> DO THIS:
Write out all of the records precisely. Skip anything that is a picture.

============

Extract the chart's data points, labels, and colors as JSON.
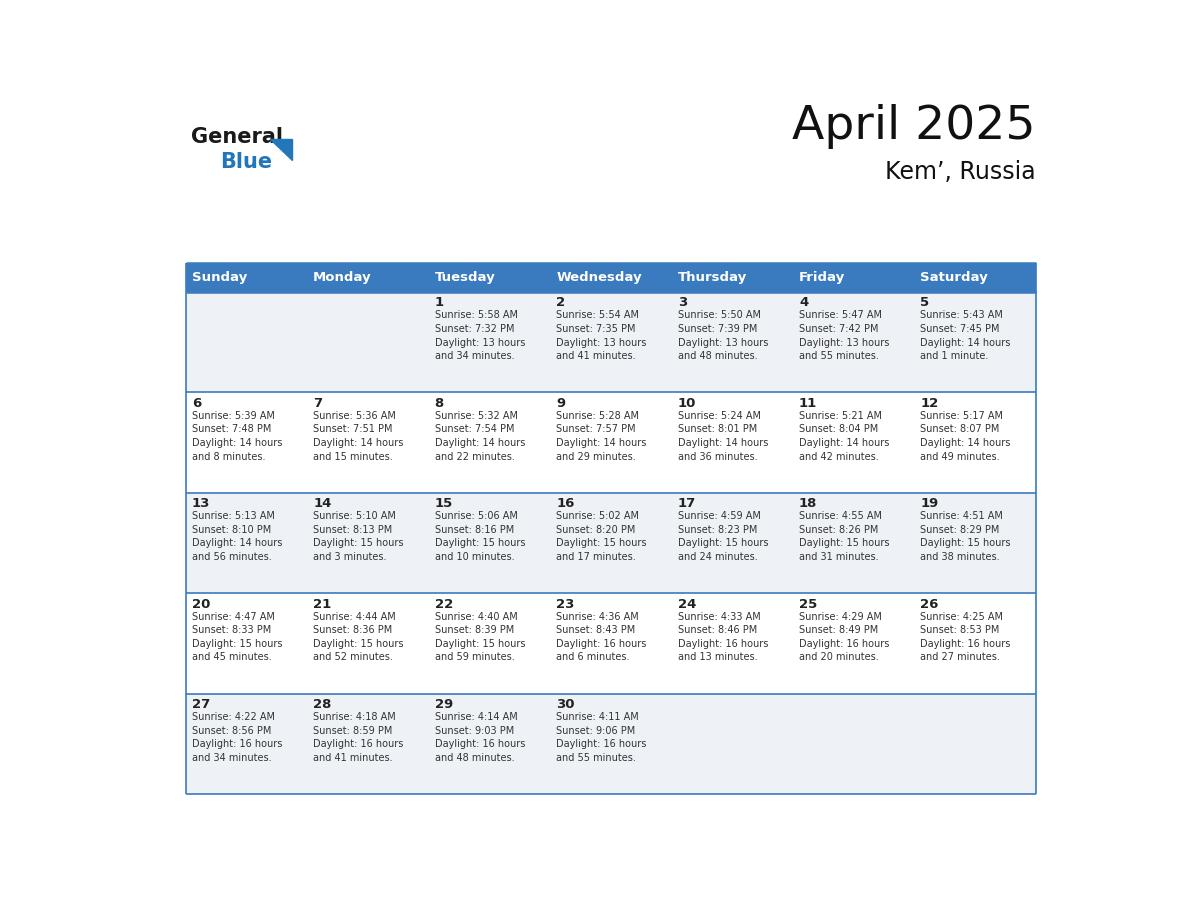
{
  "title": "April 2025",
  "subtitle": "Kem’, Russia",
  "header_bg_color": "#3a7abf",
  "header_text_color": "#ffffff",
  "days_of_week": [
    "Sunday",
    "Monday",
    "Tuesday",
    "Wednesday",
    "Thursday",
    "Friday",
    "Saturday"
  ],
  "row_bg_colors": [
    "#eef2f7",
    "#ffffff",
    "#eef2f7",
    "#ffffff",
    "#eef2f7"
  ],
  "border_color": "#3a7abf",
  "text_color": "#333333",
  "day_num_color": "#222222",
  "calendar": [
    [
      {
        "day": "",
        "info": ""
      },
      {
        "day": "",
        "info": ""
      },
      {
        "day": "1",
        "info": "Sunrise: 5:58 AM\nSunset: 7:32 PM\nDaylight: 13 hours\nand 34 minutes."
      },
      {
        "day": "2",
        "info": "Sunrise: 5:54 AM\nSunset: 7:35 PM\nDaylight: 13 hours\nand 41 minutes."
      },
      {
        "day": "3",
        "info": "Sunrise: 5:50 AM\nSunset: 7:39 PM\nDaylight: 13 hours\nand 48 minutes."
      },
      {
        "day": "4",
        "info": "Sunrise: 5:47 AM\nSunset: 7:42 PM\nDaylight: 13 hours\nand 55 minutes."
      },
      {
        "day": "5",
        "info": "Sunrise: 5:43 AM\nSunset: 7:45 PM\nDaylight: 14 hours\nand 1 minute."
      }
    ],
    [
      {
        "day": "6",
        "info": "Sunrise: 5:39 AM\nSunset: 7:48 PM\nDaylight: 14 hours\nand 8 minutes."
      },
      {
        "day": "7",
        "info": "Sunrise: 5:36 AM\nSunset: 7:51 PM\nDaylight: 14 hours\nand 15 minutes."
      },
      {
        "day": "8",
        "info": "Sunrise: 5:32 AM\nSunset: 7:54 PM\nDaylight: 14 hours\nand 22 minutes."
      },
      {
        "day": "9",
        "info": "Sunrise: 5:28 AM\nSunset: 7:57 PM\nDaylight: 14 hours\nand 29 minutes."
      },
      {
        "day": "10",
        "info": "Sunrise: 5:24 AM\nSunset: 8:01 PM\nDaylight: 14 hours\nand 36 minutes."
      },
      {
        "day": "11",
        "info": "Sunrise: 5:21 AM\nSunset: 8:04 PM\nDaylight: 14 hours\nand 42 minutes."
      },
      {
        "day": "12",
        "info": "Sunrise: 5:17 AM\nSunset: 8:07 PM\nDaylight: 14 hours\nand 49 minutes."
      }
    ],
    [
      {
        "day": "13",
        "info": "Sunrise: 5:13 AM\nSunset: 8:10 PM\nDaylight: 14 hours\nand 56 minutes."
      },
      {
        "day": "14",
        "info": "Sunrise: 5:10 AM\nSunset: 8:13 PM\nDaylight: 15 hours\nand 3 minutes."
      },
      {
        "day": "15",
        "info": "Sunrise: 5:06 AM\nSunset: 8:16 PM\nDaylight: 15 hours\nand 10 minutes."
      },
      {
        "day": "16",
        "info": "Sunrise: 5:02 AM\nSunset: 8:20 PM\nDaylight: 15 hours\nand 17 minutes."
      },
      {
        "day": "17",
        "info": "Sunrise: 4:59 AM\nSunset: 8:23 PM\nDaylight: 15 hours\nand 24 minutes."
      },
      {
        "day": "18",
        "info": "Sunrise: 4:55 AM\nSunset: 8:26 PM\nDaylight: 15 hours\nand 31 minutes."
      },
      {
        "day": "19",
        "info": "Sunrise: 4:51 AM\nSunset: 8:29 PM\nDaylight: 15 hours\nand 38 minutes."
      }
    ],
    [
      {
        "day": "20",
        "info": "Sunrise: 4:47 AM\nSunset: 8:33 PM\nDaylight: 15 hours\nand 45 minutes."
      },
      {
        "day": "21",
        "info": "Sunrise: 4:44 AM\nSunset: 8:36 PM\nDaylight: 15 hours\nand 52 minutes."
      },
      {
        "day": "22",
        "info": "Sunrise: 4:40 AM\nSunset: 8:39 PM\nDaylight: 15 hours\nand 59 minutes."
      },
      {
        "day": "23",
        "info": "Sunrise: 4:36 AM\nSunset: 8:43 PM\nDaylight: 16 hours\nand 6 minutes."
      },
      {
        "day": "24",
        "info": "Sunrise: 4:33 AM\nSunset: 8:46 PM\nDaylight: 16 hours\nand 13 minutes."
      },
      {
        "day": "25",
        "info": "Sunrise: 4:29 AM\nSunset: 8:49 PM\nDaylight: 16 hours\nand 20 minutes."
      },
      {
        "day": "26",
        "info": "Sunrise: 4:25 AM\nSunset: 8:53 PM\nDaylight: 16 hours\nand 27 minutes."
      }
    ],
    [
      {
        "day": "27",
        "info": "Sunrise: 4:22 AM\nSunset: 8:56 PM\nDaylight: 16 hours\nand 34 minutes."
      },
      {
        "day": "28",
        "info": "Sunrise: 4:18 AM\nSunset: 8:59 PM\nDaylight: 16 hours\nand 41 minutes."
      },
      {
        "day": "29",
        "info": "Sunrise: 4:14 AM\nSunset: 9:03 PM\nDaylight: 16 hours\nand 48 minutes."
      },
      {
        "day": "30",
        "info": "Sunrise: 4:11 AM\nSunset: 9:06 PM\nDaylight: 16 hours\nand 55 minutes."
      },
      {
        "day": "",
        "info": ""
      },
      {
        "day": "",
        "info": ""
      },
      {
        "day": "",
        "info": ""
      }
    ]
  ],
  "logo_text1": "General",
  "logo_text2": "Blue",
  "logo_color1": "#1a1a1a",
  "logo_color2": "#2277bb",
  "logo_triangle_color": "#2277bb",
  "fig_width": 11.88,
  "fig_height": 9.18,
  "dpi": 100
}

============

> EXPECTED ANSWER:
Extract the chart's data points, labels, and colors as JSON.
{
  "title": "April 2025",
  "subtitle": "Kem’, Russia",
  "header_bg_color": "#3a7abf",
  "header_text_color": "#ffffff",
  "days_of_week": [
    "Sunday",
    "Monday",
    "Tuesday",
    "Wednesday",
    "Thursday",
    "Friday",
    "Saturday"
  ],
  "row_bg_colors": [
    "#eef2f7",
    "#ffffff",
    "#eef2f7",
    "#ffffff",
    "#eef2f7"
  ],
  "border_color": "#3a7abf",
  "text_color": "#333333",
  "day_num_color": "#222222",
  "calendar": [
    [
      {
        "day": "",
        "info": ""
      },
      {
        "day": "",
        "info": ""
      },
      {
        "day": "1",
        "info": "Sunrise: 5:58 AM\nSunset: 7:32 PM\nDaylight: 13 hours\nand 34 minutes."
      },
      {
        "day": "2",
        "info": "Sunrise: 5:54 AM\nSunset: 7:35 PM\nDaylight: 13 hours\nand 41 minutes."
      },
      {
        "day": "3",
        "info": "Sunrise: 5:50 AM\nSunset: 7:39 PM\nDaylight: 13 hours\nand 48 minutes."
      },
      {
        "day": "4",
        "info": "Sunrise: 5:47 AM\nSunset: 7:42 PM\nDaylight: 13 hours\nand 55 minutes."
      },
      {
        "day": "5",
        "info": "Sunrise: 5:43 AM\nSunset: 7:45 PM\nDaylight: 14 hours\nand 1 minute."
      }
    ],
    [
      {
        "day": "6",
        "info": "Sunrise: 5:39 AM\nSunset: 7:48 PM\nDaylight: 14 hours\nand 8 minutes."
      },
      {
        "day": "7",
        "info": "Sunrise: 5:36 AM\nSunset: 7:51 PM\nDaylight: 14 hours\nand 15 minutes."
      },
      {
        "day": "8",
        "info": "Sunrise: 5:32 AM\nSunset: 7:54 PM\nDaylight: 14 hours\nand 22 minutes."
      },
      {
        "day": "9",
        "info": "Sunrise: 5:28 AM\nSunset: 7:57 PM\nDaylight: 14 hours\nand 29 minutes."
      },
      {
        "day": "10",
        "info": "Sunrise: 5:24 AM\nSunset: 8:01 PM\nDaylight: 14 hours\nand 36 minutes."
      },
      {
        "day": "11",
        "info": "Sunrise: 5:21 AM\nSunset: 8:04 PM\nDaylight: 14 hours\nand 42 minutes."
      },
      {
        "day": "12",
        "info": "Sunrise: 5:17 AM\nSunset: 8:07 PM\nDaylight: 14 hours\nand 49 minutes."
      }
    ],
    [
      {
        "day": "13",
        "info": "Sunrise: 5:13 AM\nSunset: 8:10 PM\nDaylight: 14 hours\nand 56 minutes."
      },
      {
        "day": "14",
        "info": "Sunrise: 5:10 AM\nSunset: 8:13 PM\nDaylight: 15 hours\nand 3 minutes."
      },
      {
        "day": "15",
        "info": "Sunrise: 5:06 AM\nSunset: 8:16 PM\nDaylight: 15 hours\nand 10 minutes."
      },
      {
        "day": "16",
        "info": "Sunrise: 5:02 AM\nSunset: 8:20 PM\nDaylight: 15 hours\nand 17 minutes."
      },
      {
        "day": "17",
        "info": "Sunrise: 4:59 AM\nSunset: 8:23 PM\nDaylight: 15 hours\nand 24 minutes."
      },
      {
        "day": "18",
        "info": "Sunrise: 4:55 AM\nSunset: 8:26 PM\nDaylight: 15 hours\nand 31 minutes."
      },
      {
        "day": "19",
        "info": "Sunrise: 4:51 AM\nSunset: 8:29 PM\nDaylight: 15 hours\nand 38 minutes."
      }
    ],
    [
      {
        "day": "20",
        "info": "Sunrise: 4:47 AM\nSunset: 8:33 PM\nDaylight: 15 hours\nand 45 minutes."
      },
      {
        "day": "21",
        "info": "Sunrise: 4:44 AM\nSunset: 8:36 PM\nDaylight: 15 hours\nand 52 minutes."
      },
      {
        "day": "22",
        "info": "Sunrise: 4:40 AM\nSunset: 8:39 PM\nDaylight: 15 hours\nand 59 minutes."
      },
      {
        "day": "23",
        "info": "Sunrise: 4:36 AM\nSunset: 8:43 PM\nDaylight: 16 hours\nand 6 minutes."
      },
      {
        "day": "24",
        "info": "Sunrise: 4:33 AM\nSunset: 8:46 PM\nDaylight: 16 hours\nand 13 minutes."
      },
      {
        "day": "25",
        "info": "Sunrise: 4:29 AM\nSunset: 8:49 PM\nDaylight: 16 hours\nand 20 minutes."
      },
      {
        "day": "26",
        "info": "Sunrise: 4:25 AM\nSunset: 8:53 PM\nDaylight: 16 hours\nand 27 minutes."
      }
    ],
    [
      {
        "day": "27",
        "info": "Sunrise: 4:22 AM\nSunset: 8:56 PM\nDaylight: 16 hours\nand 34 minutes."
      },
      {
        "day": "28",
        "info": "Sunrise: 4:18 AM\nSunset: 8:59 PM\nDaylight: 16 hours\nand 41 minutes."
      },
      {
        "day": "29",
        "info": "Sunrise: 4:14 AM\nSunset: 9:03 PM\nDaylight: 16 hours\nand 48 minutes."
      },
      {
        "day": "30",
        "info": "Sunrise: 4:11 AM\nSunset: 9:06 PM\nDaylight: 16 hours\nand 55 minutes."
      },
      {
        "day": "",
        "info": ""
      },
      {
        "day": "",
        "info": ""
      },
      {
        "day": "",
        "info": ""
      }
    ]
  ],
  "logo_text1": "General",
  "logo_text2": "Blue",
  "logo_color1": "#1a1a1a",
  "logo_color2": "#2277bb",
  "logo_triangle_color": "#2277bb",
  "fig_width": 11.88,
  "fig_height": 9.18,
  "dpi": 100
}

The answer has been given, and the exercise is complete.